# Problem
Restate the whole of the material. Keep every word, and drop the pictures.

[BEGIN Available data]

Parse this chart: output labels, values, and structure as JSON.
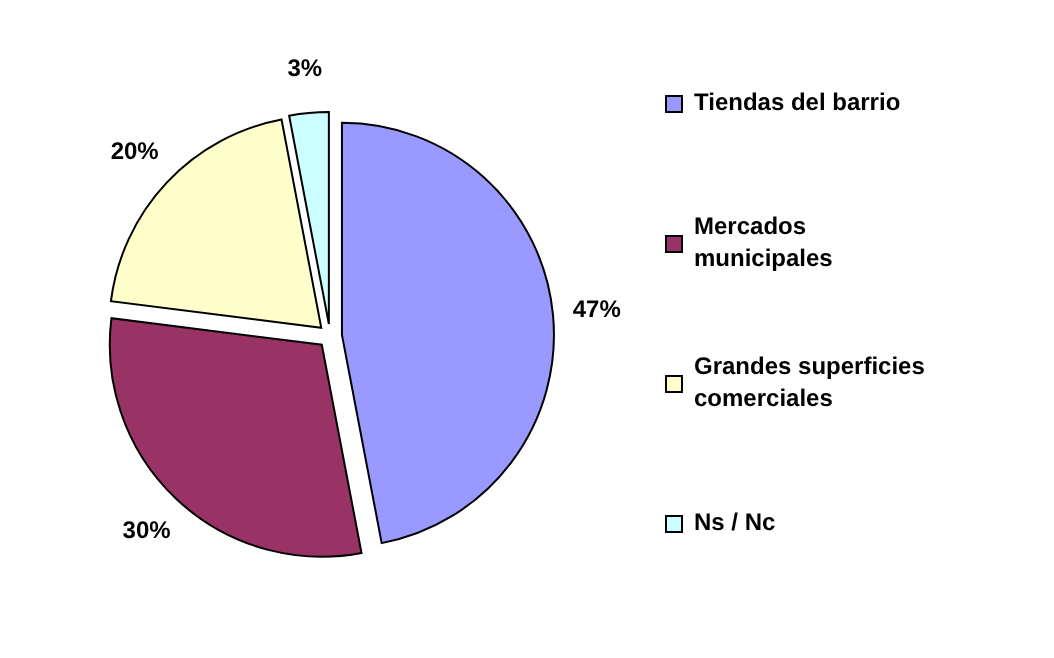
{
  "chart_data": {
    "type": "pie",
    "categories": [
      "Tiendas del barrio",
      "Mercados municipales",
      "Grandes superficies comerciales",
      "Ns / Nc"
    ],
    "values": [
      47,
      30,
      20,
      3
    ],
    "colors": [
      "#9999ff",
      "#993366",
      "#ffffcc",
      "#ccffff"
    ],
    "value_labels": [
      "47%",
      "30%",
      "20%",
      "3%"
    ],
    "legend": "right"
  }
}
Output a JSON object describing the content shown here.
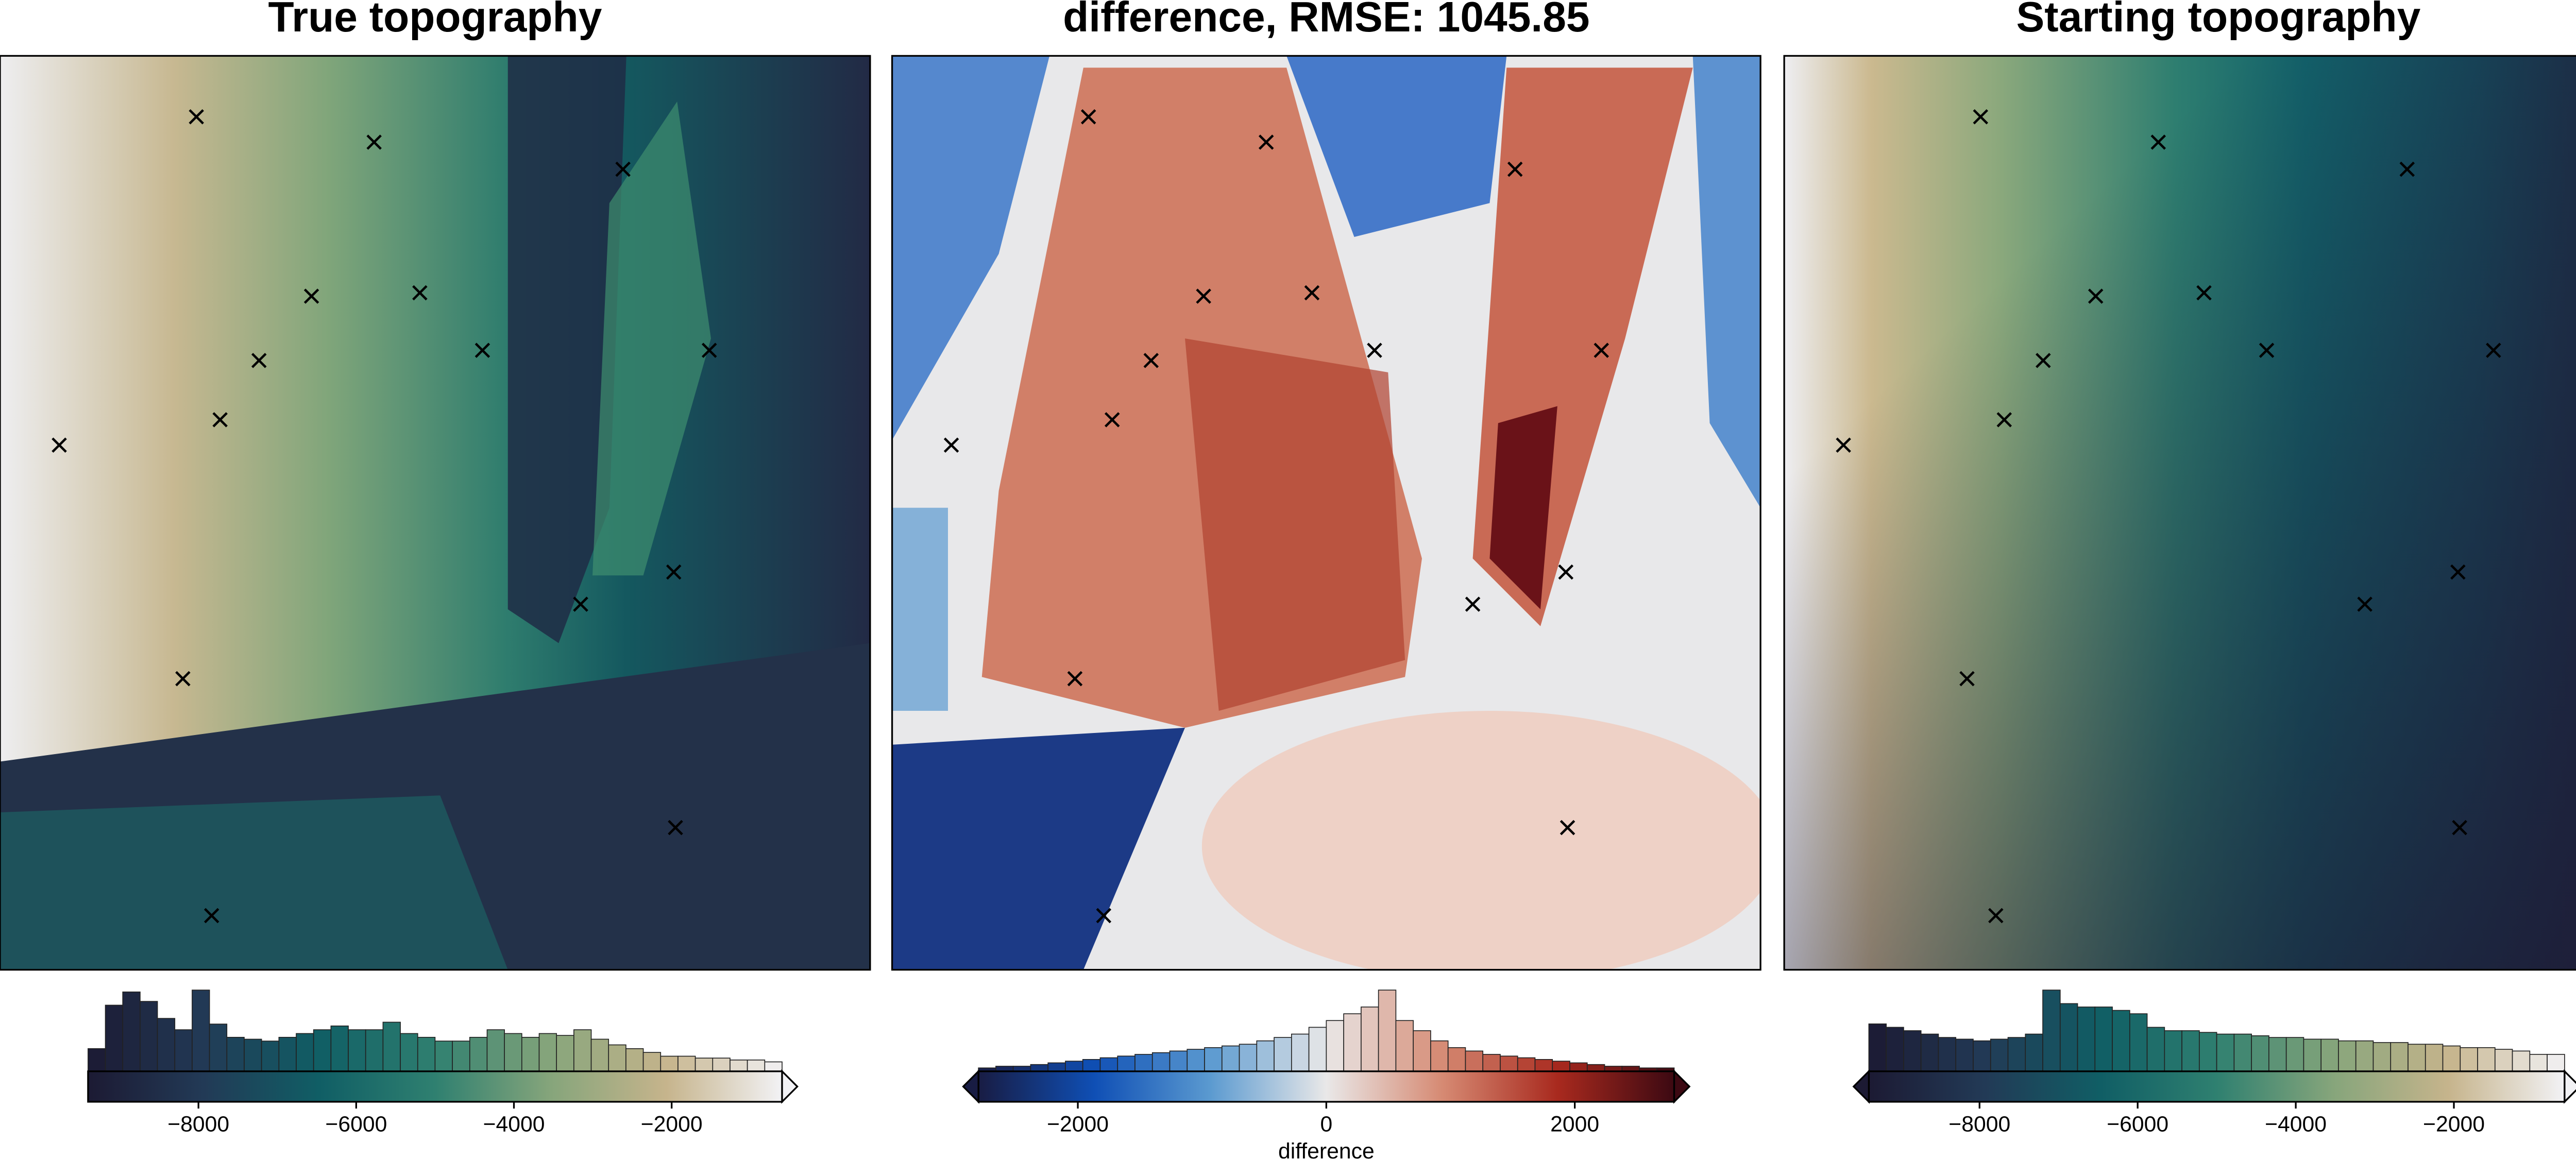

[END Available data]

# Worked answer
Parse this chart: output labels, values, and structure as JSON.
{
  "chart_data": {
    "type": "pie",
    "categories": [
      "Tiendas del barrio",
      "Mercados municipales",
      "Grandes superficies comerciales",
      "Ns / Nc"
    ],
    "values": [
      47,
      30,
      20,
      3
    ],
    "colors": [
      "#9999ff",
      "#993366",
      "#ffffcc",
      "#ccffff"
    ],
    "value_labels": [
      "47%",
      "30%",
      "20%",
      "3%"
    ],
    "legend": "right"
  }
}
Output a JSON object describing the content shown here.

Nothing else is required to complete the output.